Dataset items
§ §

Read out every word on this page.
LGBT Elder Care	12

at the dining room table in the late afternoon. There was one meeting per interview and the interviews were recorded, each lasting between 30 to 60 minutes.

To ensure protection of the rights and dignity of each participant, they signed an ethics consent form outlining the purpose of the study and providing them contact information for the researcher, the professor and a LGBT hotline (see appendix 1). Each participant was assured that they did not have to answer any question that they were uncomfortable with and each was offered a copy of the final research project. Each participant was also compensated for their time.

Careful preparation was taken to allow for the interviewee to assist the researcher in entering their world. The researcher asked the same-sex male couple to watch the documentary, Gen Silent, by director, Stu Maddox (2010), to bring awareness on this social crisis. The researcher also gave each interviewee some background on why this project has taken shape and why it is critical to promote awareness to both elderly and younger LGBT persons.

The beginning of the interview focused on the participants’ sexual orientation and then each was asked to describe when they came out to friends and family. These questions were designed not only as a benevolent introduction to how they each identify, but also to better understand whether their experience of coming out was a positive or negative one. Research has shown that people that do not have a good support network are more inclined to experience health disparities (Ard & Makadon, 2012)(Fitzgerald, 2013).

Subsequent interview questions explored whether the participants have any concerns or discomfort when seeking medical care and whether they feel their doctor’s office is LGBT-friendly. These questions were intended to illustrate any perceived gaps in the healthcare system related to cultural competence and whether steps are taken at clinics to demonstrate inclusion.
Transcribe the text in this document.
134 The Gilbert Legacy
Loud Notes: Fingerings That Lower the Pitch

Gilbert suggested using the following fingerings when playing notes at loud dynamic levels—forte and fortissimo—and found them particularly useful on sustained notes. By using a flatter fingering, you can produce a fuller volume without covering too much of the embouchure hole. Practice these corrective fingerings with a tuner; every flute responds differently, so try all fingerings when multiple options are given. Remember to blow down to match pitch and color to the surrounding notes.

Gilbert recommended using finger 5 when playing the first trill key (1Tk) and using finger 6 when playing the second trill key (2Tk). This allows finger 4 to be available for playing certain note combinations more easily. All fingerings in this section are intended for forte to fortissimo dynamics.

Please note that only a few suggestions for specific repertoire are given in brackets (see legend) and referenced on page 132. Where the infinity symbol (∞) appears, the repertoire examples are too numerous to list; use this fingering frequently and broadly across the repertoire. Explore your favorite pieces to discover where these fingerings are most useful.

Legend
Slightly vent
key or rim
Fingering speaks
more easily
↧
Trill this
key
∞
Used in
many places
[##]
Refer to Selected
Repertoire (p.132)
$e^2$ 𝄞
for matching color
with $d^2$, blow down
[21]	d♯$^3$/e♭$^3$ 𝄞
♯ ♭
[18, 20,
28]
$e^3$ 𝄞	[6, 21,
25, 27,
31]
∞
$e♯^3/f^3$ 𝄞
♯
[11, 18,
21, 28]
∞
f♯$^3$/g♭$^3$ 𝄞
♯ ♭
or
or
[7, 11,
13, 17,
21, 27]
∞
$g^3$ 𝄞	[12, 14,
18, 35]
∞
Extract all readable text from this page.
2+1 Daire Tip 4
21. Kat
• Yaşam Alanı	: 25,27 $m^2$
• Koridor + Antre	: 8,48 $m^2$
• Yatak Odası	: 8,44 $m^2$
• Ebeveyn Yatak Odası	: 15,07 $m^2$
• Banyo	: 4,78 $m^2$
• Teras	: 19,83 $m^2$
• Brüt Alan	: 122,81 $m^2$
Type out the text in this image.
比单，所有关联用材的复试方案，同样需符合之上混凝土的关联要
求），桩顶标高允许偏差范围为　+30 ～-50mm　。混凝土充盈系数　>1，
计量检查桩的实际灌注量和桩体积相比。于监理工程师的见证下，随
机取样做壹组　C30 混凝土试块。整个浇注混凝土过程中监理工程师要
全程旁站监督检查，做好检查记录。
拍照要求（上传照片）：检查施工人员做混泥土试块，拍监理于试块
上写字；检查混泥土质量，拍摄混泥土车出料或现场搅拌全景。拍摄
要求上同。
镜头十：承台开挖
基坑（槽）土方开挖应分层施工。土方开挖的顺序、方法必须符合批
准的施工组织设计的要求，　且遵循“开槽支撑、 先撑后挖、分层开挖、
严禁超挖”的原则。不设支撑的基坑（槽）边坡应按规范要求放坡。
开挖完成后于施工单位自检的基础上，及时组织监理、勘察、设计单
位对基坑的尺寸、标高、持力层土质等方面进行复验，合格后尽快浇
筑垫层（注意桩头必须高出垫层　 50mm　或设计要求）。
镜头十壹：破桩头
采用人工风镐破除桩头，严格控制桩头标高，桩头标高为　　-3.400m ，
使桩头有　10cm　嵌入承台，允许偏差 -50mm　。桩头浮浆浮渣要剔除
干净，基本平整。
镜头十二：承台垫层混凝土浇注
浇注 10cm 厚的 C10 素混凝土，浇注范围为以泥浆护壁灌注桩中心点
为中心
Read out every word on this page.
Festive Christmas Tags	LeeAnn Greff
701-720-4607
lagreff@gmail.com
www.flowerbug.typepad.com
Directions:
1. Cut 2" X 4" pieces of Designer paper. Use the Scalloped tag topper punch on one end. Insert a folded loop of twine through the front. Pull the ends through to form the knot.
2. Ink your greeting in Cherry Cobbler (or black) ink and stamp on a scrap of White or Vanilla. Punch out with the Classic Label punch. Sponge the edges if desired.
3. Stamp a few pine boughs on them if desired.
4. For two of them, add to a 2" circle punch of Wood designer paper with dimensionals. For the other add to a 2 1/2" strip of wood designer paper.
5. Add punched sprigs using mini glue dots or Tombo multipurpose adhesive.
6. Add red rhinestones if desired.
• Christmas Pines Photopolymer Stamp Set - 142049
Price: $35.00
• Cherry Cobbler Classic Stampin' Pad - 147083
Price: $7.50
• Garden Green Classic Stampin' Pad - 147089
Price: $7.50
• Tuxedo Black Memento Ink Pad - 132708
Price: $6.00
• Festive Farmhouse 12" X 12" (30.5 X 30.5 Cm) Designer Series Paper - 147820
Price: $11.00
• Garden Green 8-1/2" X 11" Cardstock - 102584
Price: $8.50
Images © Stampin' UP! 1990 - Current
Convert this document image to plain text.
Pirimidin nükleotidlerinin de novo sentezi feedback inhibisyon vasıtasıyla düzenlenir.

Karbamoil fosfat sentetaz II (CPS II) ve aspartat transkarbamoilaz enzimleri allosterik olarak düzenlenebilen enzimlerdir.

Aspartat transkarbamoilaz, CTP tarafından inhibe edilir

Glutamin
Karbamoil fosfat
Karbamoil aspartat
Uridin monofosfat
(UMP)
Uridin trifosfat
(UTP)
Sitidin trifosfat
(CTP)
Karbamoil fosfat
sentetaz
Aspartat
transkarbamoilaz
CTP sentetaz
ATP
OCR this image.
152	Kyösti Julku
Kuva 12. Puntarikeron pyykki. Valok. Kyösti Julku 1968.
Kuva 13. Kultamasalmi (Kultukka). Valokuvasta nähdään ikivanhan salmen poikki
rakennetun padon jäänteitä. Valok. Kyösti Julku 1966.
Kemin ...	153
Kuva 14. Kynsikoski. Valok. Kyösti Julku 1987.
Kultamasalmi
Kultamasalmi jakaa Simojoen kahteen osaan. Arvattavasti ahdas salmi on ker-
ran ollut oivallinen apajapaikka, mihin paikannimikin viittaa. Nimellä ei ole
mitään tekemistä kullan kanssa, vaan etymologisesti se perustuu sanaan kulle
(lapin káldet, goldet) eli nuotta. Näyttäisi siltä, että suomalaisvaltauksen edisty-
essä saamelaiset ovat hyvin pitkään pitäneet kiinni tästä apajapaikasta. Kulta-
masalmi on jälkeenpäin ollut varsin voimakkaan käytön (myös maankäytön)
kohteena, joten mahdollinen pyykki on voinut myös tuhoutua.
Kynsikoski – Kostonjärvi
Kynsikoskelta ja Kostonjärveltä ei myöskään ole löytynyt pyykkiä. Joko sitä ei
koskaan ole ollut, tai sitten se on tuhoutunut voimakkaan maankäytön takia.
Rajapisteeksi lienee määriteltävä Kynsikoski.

§ §

Copy each line exactly, from the line containing "OCR this image." down to the last line of the material, and no other lines.

OCR this image.
152	Kyösti Julku
Kuva 12. Puntarikeron pyykki. Valok. Kyösti Julku 1968.
Kuva 13. Kultamasalmi (Kultukka). Valokuvasta nähdään ikivanhan salmen poikki
rakennetun padon jäänteitä. Valok. Kyösti Julku 1966.
Kemin ...	153
Kuva 14. Kynsikoski. Valok. Kyösti Julku 1987.
Kultamasalmi
Kultamasalmi jakaa Simojoen kahteen osaan. Arvattavasti ahdas salmi on ker-
ran ollut oivallinen apajapaikka, mihin paikannimikin viittaa. Nimellä ei ole
mitään tekemistä kullan kanssa, vaan etymologisesti se perustuu sanaan kulle
(lapin káldet, goldet) eli nuotta. Näyttäisi siltä, että suomalaisvaltauksen edisty-
essä saamelaiset ovat hyvin pitkään pitäneet kiinni tästä apajapaikasta. Kulta-
masalmi on jälkeenpäin ollut varsin voimakkaan käytön (myös maankäytön)
kohteena, joten mahdollinen pyykki on voinut myös tuhoutua.
Kynsikoski – Kostonjärvi
Kynsikoskelta ja Kostonjärveltä ei myöskään ole löytynyt pyykkiä. Joko sitä ei
koskaan ole ollut, tai sitten se on tuhoutunut voimakkaan maankäytön takia.
Rajapisteeksi lienee määriteltävä Kynsikoski.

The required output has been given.